The other consequence of military takeovers has been that the Sindhis have been deprived of employment opportunities even of petty jobs. Each officer posted in Sindh has to his credit at least four jobs for his relatives or “graeens” as they are called. During a recent survey carried out by an NGO, as against the rural Sindh quota of 11.5 per cent in the federal jobs, actual employment is about 3.72 per cent. This percentage must have been reduced under the present dispensation because under the garb of right-sizing or down-sizing under instructions of the federal government, more than sixty thousand Sindhis have lost their livelihood on one pretext or another.
One can go on and on to count the inequities done to Sindh and its people during the past five decades. But the most harrowing is the deprivation of water from the Indus River system.
It was again during a military rule that the Indus Basin Treaty was conceptualized and put into effect. Under the treaty, Pakistan was to surrender three of its rivers to India in exchange for investment by the World Bank and other international donor institutions for the construction of the Mangla and Tarbela dams as reservoirs. Sindh, being a lower riparian and the three rivers being tributaries of the main River Indus, it was apprehended that at some point in future when, due to climatic changes and silting of the reservoirs, the river water would become scarce, it would only be Sindh which would suffer the consequences. A number of seminars and rallies were held against the proposed treaty. It now appears that the apprehensions were true and what the Sindhi engineers had foreseen has come true. The present water crisis is a direct result of the surrender of available source of water of three rivers which contributed to the flow of the Indus. The new reservoirs acquired in exchange are the main source as arteries to the irrigation system of Punjab. The new canal system, derived from the new dams and reservoirs, gave the upper hand to Punjab. It is the upper riparian that could easily divert and utilize the water which in fact was allocable to Sindh and Balochistan. This is exactly what has actually been happening.
The present crisis is having a far-reaching effect on the minds of the Sindhi people. The water accord of 1991 arrived at by a consensus of all the parties is being disregarded by Punjab and in spite of a decision to the contrary by IRSA or the federal government, water is released or diverted to Punjab at the cost of Sindh. Punjab also has the natural advantage of its groundwater being sweet and potable while the groundwater in Sindh is brackish and of no use for irrigation or drinking.
Thus the present crisis has resulted in almost complete destruction of the irrigation system in Sindh. All the crops sown in Sindh have the prospect of drying up without an ounce of produce. There is a general sense of loss and helplessness. Newspapers show the bed of the mighty river Indus at Kotri as barren as the Thar Desert. There have been famine conditions in Thar and Kohistan for the last two years. Almost an identical prospect is apprehended all over the province.
There is a roar inside the hearts and minds of the people of Sindh. The sea of hopelessness is seething resulting in foaming wrath against whoever is or was even remotely connected with the governance of Sindh, past and present. It is not merely a separatist sentiment. It is a sentiment to seek survival. How they plan out and sublimate their wrath or the separatist sentiment is a phenomenon which cannot be avoided provided an honest, unbiased and objective analysis is made from a historical perspective. Only an honest effort can avert the deja vu of break-up of the country in 1971.

(Dataset items)
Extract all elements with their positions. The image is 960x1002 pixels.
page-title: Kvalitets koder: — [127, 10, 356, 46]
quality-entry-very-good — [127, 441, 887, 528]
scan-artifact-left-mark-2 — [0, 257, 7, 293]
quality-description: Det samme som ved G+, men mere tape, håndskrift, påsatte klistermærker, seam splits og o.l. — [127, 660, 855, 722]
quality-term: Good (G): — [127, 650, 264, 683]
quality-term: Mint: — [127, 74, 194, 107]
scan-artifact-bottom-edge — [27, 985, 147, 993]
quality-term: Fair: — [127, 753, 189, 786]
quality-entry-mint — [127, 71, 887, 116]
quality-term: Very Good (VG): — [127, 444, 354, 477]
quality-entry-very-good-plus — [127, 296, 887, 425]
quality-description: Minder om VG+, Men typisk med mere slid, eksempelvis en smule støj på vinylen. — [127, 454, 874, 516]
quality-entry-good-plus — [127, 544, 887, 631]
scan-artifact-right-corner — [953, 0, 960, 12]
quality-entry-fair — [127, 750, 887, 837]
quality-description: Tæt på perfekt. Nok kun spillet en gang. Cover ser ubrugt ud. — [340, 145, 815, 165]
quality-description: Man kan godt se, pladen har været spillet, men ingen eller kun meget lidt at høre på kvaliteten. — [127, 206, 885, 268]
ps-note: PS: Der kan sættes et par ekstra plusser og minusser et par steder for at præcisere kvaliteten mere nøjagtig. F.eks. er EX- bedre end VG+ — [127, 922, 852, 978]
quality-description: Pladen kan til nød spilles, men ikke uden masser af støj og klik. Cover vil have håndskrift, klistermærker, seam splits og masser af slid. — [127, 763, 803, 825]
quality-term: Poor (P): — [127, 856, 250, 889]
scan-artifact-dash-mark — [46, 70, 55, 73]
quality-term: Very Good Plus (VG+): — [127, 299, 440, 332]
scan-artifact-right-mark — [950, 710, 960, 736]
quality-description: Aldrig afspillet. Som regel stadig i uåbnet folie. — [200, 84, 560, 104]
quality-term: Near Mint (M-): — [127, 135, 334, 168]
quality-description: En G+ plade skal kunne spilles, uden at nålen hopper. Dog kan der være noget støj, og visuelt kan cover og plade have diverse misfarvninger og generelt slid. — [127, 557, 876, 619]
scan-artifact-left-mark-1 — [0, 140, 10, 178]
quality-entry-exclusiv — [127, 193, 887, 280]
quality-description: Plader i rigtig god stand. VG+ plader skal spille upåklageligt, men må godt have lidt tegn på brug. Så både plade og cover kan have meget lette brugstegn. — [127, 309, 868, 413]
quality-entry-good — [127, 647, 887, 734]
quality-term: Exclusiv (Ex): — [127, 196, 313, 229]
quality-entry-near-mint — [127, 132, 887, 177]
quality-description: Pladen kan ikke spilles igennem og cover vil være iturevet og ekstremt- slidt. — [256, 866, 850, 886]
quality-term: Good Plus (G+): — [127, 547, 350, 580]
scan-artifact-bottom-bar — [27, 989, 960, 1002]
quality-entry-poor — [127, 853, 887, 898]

REQUIREMENT 1 =>
Can you rewrite the paragraph of the passage on Sindh that begins "The other consequence of military takeovers" as a short bulleted list that keeps its main facts?
REQUIREMENT 2 =>
According to the passage on Sindh, which two dams were to be built as reservoirs under the Indus Basin Treaty?
REQUIREMENT 3 =>
What are all the numerical figures given in the paragraph of the passage on Sindh that begins "The other consequence of military takeovers"?

TASK ANSWER 1 =>
- Military takeovers have cost Sindhis employment opportunities, even petty jobs.
- Each officer posted in Sindh has secured at least four jobs for relatives, known as "graeens."
- An NGO survey found rural Sindh's actual share of federal jobs is about 3.72 per cent, against its 11.5 per cent quota.
- The share has likely fallen further, since more than sixty thousand Sindhis have lost their livelihood under federal right-sizing or down-sizing.

TASK ANSWER 2 =>
The Mangla and Tarbela dams.

TASK ANSWER 3 =>
- At least four jobs per officer
- 11.5 per cent
- About 3.72 per cent
- More than sixty thousand Sindhis